Written instruction
From the entries below, pull out each line where "methods" appears.

* Start Listing *

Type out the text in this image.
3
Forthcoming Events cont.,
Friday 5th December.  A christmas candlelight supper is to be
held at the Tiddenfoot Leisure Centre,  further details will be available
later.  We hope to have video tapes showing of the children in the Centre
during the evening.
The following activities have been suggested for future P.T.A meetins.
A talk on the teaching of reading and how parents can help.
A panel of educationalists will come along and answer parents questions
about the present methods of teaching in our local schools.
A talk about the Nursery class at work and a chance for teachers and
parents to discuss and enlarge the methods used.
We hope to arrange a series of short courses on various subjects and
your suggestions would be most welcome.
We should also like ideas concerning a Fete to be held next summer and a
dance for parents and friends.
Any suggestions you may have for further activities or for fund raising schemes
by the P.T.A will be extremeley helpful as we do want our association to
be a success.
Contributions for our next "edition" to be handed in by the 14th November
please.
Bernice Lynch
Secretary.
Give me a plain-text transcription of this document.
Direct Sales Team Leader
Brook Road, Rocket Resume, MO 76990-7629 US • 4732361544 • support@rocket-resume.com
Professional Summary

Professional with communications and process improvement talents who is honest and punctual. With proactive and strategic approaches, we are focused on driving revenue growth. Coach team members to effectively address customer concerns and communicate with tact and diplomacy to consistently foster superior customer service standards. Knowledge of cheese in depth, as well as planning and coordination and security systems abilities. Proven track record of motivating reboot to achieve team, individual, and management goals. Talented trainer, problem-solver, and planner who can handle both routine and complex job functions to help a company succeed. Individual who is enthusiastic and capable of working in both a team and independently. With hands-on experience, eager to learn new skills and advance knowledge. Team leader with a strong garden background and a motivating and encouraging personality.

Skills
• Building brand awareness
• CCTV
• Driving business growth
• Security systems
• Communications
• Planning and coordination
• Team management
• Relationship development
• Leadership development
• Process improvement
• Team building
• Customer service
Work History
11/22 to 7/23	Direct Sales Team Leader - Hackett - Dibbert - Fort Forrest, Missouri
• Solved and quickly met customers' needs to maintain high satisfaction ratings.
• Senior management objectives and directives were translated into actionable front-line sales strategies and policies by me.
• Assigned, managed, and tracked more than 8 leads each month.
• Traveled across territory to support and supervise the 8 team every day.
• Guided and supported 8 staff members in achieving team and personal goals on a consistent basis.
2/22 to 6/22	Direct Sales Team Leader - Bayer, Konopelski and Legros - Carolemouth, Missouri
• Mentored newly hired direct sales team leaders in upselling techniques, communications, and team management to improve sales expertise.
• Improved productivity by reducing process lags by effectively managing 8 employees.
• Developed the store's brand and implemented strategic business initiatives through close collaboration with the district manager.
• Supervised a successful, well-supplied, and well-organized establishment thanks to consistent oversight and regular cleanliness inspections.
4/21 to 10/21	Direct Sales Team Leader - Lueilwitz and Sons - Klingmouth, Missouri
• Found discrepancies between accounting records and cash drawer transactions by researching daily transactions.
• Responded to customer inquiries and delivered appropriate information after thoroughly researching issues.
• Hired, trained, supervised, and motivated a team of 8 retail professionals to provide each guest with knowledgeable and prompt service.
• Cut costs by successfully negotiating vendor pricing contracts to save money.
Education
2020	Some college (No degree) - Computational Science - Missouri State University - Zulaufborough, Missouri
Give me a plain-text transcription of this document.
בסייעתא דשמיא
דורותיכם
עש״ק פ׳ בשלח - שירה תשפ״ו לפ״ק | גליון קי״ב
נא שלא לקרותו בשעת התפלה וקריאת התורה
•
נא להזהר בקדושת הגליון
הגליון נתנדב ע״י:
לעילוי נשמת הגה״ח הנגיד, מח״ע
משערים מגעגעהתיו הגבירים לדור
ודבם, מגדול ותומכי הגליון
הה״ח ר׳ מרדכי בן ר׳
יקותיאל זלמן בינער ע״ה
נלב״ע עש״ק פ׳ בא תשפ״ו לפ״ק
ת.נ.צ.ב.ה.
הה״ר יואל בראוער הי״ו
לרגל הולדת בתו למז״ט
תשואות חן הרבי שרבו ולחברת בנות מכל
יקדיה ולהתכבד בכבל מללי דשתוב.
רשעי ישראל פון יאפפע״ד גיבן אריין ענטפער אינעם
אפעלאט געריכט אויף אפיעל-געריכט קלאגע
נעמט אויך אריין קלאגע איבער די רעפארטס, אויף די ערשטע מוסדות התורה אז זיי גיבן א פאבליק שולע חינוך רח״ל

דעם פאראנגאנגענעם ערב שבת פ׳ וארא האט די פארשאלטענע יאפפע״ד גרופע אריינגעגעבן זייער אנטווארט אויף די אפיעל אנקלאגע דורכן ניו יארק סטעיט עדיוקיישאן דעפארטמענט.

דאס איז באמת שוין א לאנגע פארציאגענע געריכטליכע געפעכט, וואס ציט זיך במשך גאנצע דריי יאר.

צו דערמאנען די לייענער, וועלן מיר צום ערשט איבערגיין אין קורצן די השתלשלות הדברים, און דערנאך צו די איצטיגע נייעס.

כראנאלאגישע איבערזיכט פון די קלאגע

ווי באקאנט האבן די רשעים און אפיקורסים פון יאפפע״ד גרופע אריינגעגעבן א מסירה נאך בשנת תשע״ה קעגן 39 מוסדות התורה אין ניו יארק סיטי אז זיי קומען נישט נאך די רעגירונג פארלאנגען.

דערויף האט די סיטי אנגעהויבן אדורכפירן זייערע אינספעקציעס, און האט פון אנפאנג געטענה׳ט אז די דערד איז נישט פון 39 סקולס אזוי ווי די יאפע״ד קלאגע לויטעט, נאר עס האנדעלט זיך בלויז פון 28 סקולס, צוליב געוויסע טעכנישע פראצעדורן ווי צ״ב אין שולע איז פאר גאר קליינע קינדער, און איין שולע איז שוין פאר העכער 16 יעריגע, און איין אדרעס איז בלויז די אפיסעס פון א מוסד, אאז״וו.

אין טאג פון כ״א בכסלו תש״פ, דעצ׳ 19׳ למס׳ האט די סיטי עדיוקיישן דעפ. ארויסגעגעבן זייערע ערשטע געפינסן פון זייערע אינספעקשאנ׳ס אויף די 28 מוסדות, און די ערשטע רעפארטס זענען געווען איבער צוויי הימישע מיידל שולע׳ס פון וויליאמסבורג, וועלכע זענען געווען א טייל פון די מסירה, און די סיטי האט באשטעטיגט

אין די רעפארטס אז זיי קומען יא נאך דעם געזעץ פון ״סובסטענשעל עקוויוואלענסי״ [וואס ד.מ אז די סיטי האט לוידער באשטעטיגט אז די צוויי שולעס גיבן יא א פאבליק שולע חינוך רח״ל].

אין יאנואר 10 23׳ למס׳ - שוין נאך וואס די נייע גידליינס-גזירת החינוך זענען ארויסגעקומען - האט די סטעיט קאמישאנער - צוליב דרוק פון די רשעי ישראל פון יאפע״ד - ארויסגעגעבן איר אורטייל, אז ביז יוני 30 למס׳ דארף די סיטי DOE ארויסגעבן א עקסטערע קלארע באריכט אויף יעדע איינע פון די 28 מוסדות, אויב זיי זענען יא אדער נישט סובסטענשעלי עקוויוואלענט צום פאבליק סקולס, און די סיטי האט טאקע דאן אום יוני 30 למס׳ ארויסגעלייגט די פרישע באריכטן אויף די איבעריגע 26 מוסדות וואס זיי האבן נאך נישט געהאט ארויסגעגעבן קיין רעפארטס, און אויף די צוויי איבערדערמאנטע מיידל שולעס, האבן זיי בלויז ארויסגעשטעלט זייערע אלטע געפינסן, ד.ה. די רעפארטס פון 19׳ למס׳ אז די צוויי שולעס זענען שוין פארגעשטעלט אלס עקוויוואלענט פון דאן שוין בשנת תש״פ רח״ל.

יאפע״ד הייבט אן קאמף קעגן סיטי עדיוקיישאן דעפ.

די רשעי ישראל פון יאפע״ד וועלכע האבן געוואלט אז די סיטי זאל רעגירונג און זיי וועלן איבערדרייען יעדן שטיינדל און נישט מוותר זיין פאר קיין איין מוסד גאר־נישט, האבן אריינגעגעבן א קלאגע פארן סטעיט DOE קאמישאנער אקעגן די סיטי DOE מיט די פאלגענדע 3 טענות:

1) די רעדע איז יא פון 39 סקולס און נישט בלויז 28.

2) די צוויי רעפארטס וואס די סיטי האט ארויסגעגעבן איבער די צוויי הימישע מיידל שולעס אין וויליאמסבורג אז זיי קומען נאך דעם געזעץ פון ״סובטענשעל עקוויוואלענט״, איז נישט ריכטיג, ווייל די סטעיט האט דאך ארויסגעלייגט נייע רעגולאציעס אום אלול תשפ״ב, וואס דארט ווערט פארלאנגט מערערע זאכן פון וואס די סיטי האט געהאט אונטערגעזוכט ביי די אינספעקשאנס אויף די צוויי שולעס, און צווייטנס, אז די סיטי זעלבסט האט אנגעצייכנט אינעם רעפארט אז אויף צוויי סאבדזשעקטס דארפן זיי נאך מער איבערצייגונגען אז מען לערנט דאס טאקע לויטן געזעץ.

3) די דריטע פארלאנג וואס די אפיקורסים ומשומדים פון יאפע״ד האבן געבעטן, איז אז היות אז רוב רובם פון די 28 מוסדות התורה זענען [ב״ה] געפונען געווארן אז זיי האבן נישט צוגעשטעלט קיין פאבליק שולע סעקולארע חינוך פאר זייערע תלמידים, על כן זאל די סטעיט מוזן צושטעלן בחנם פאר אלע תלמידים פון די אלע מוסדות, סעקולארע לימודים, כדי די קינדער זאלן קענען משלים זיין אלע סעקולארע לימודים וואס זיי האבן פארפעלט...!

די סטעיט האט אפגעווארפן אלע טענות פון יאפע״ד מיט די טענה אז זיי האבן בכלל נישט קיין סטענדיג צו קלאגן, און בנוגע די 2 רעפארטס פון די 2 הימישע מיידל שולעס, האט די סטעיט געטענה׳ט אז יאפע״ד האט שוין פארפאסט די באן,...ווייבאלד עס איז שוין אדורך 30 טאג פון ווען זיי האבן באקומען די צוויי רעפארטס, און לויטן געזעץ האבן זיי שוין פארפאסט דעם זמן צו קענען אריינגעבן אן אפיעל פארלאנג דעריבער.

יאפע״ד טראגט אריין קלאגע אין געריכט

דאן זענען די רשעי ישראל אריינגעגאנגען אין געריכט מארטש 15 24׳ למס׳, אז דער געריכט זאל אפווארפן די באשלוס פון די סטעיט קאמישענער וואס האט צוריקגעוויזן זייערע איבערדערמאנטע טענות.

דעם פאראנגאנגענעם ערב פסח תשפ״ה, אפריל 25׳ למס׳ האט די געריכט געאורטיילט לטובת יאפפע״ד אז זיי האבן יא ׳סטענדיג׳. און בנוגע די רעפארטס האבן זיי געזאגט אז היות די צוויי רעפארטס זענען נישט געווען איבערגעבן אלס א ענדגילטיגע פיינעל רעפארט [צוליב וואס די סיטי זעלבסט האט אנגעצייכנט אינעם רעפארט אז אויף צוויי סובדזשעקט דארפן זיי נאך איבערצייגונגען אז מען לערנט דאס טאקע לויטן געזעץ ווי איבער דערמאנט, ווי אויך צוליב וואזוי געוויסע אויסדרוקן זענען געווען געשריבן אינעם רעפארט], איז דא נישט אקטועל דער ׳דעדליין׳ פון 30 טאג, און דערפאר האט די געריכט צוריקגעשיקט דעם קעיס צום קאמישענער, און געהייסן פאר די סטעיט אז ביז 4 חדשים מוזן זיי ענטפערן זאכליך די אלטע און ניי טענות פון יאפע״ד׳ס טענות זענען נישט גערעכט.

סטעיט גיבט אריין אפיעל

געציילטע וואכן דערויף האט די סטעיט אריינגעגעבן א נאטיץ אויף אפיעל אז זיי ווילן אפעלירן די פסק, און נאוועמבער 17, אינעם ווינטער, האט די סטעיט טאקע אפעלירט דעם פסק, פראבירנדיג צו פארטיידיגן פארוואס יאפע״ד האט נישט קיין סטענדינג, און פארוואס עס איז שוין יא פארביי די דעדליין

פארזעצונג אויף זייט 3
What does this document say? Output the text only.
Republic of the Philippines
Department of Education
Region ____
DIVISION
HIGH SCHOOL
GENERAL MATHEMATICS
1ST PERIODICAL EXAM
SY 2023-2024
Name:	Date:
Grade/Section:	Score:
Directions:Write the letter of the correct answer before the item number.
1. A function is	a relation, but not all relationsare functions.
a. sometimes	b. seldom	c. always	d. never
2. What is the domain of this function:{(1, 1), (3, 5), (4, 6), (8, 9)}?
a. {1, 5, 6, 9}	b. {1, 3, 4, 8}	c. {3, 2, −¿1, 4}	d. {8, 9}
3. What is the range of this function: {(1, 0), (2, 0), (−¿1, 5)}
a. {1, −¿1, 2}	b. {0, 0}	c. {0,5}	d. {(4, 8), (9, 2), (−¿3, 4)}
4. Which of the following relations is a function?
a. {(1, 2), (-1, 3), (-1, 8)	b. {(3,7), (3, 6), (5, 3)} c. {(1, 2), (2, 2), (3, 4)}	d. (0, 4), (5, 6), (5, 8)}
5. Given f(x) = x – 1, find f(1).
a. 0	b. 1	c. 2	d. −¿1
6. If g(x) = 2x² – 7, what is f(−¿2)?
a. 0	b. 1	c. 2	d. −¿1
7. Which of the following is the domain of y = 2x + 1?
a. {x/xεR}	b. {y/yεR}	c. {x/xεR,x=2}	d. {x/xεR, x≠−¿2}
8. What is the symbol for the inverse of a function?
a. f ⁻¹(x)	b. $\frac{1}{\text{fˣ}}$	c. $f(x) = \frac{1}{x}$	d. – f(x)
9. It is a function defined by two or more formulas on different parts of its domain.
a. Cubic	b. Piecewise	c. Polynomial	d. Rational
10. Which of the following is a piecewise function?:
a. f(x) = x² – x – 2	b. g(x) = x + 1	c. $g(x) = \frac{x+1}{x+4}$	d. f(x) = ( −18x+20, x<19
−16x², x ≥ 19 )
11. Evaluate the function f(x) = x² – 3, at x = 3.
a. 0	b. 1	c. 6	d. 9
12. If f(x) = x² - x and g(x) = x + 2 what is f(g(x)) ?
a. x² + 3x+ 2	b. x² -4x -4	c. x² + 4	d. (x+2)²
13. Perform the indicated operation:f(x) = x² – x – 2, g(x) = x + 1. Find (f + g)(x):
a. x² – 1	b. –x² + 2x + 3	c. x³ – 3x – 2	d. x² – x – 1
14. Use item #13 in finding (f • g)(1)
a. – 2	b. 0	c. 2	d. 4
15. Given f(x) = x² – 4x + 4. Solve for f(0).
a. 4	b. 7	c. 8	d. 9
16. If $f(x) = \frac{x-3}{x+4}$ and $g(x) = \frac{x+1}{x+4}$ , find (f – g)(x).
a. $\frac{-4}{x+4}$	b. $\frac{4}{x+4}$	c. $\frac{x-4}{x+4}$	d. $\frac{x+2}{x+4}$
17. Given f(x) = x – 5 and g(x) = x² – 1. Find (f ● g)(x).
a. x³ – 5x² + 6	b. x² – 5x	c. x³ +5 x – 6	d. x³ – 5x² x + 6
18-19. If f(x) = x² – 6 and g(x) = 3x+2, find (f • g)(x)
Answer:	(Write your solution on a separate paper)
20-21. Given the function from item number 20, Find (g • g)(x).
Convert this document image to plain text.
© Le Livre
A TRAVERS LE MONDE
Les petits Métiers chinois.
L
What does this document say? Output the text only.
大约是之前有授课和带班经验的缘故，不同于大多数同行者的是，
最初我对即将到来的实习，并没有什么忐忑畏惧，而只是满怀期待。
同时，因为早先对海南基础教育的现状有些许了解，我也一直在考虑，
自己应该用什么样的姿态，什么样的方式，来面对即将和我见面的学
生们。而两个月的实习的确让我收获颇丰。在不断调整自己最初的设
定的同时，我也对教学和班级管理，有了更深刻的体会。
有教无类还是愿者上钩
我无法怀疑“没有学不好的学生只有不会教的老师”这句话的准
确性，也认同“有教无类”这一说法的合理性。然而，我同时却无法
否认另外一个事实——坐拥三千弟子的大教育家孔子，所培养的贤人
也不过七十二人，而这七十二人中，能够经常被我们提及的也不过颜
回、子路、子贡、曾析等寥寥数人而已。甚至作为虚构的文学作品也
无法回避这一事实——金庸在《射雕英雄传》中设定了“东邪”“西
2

* End Listing *

Task output
about the present methods of teaching in our local schools.
parents to discuss and enlarge the methods used.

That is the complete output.